── Exercise materials ──
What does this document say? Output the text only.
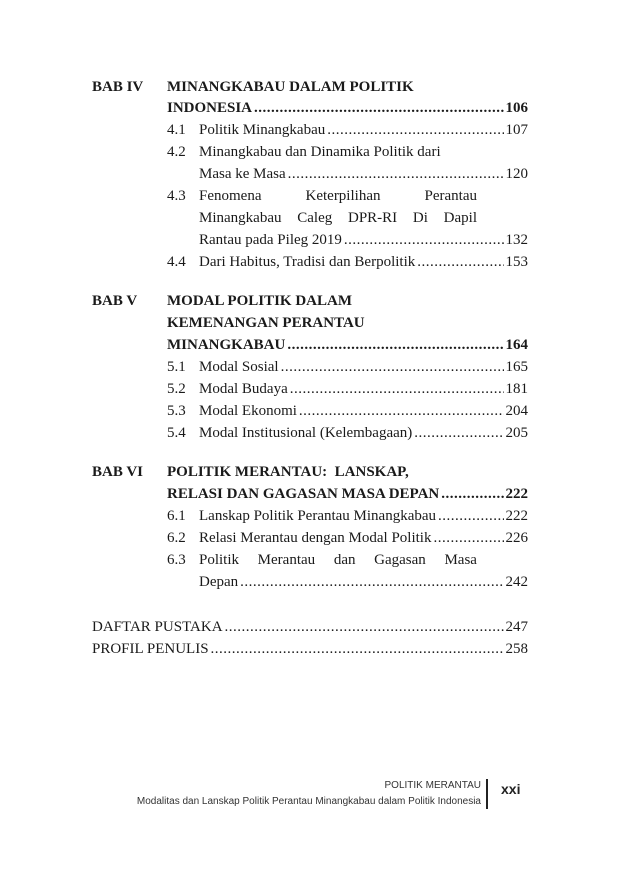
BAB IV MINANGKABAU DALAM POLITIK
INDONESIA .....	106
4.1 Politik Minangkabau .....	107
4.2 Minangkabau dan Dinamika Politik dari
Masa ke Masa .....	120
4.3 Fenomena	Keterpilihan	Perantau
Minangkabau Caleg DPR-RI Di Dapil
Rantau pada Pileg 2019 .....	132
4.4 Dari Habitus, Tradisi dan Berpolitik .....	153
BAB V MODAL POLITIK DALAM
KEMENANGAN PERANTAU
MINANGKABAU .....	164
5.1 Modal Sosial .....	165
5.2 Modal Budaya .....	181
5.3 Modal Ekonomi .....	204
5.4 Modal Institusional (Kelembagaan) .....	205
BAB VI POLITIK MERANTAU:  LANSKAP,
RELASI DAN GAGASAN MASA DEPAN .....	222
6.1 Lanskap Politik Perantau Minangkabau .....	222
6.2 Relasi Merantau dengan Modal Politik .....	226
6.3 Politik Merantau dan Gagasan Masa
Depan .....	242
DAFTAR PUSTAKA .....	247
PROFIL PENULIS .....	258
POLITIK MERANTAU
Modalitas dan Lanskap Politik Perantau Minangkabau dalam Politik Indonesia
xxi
───
#### [Set problem]
Extract the entries in full, exactly as they are, minus the pictures.

#### [Solution for this problem]
What does this document say? Output the text only.
BAB IV MINANGKABAU DALAM POLITIK
INDONESIA .....	106
4.1 Politik Minangkabau .....	107
4.2 Minangkabau dan Dinamika Politik dari
Masa ke Masa .....	120
4.3 Fenomena	Keterpilihan	Perantau
Minangkabau Caleg DPR-RI Di Dapil
Rantau pada Pileg 2019 .....	132
4.4 Dari Habitus, Tradisi dan Berpolitik .....	153
BAB V MODAL POLITIK DALAM
KEMENANGAN PERANTAU
MINANGKABAU .....	164
5.1 Modal Sosial .....	165
5.2 Modal Budaya .....	181
5.3 Modal Ekonomi .....	204
5.4 Modal Institusional (Kelembagaan) .....	205
BAB VI POLITIK MERANTAU:  LANSKAP,
RELASI DAN GAGASAN MASA DEPAN .....	222
6.1 Lanskap Politik Perantau Minangkabau .....	222
6.2 Relasi Merantau dengan Modal Politik .....	226
6.3 Politik Merantau dan Gagasan Masa
Depan .....	242
DAFTAR PUSTAKA .....	247
PROFIL PENULIS .....	258
POLITIK MERANTAU
Modalitas dan Lanskap Politik Perantau Minangkabau dalam Politik Indonesia
xxi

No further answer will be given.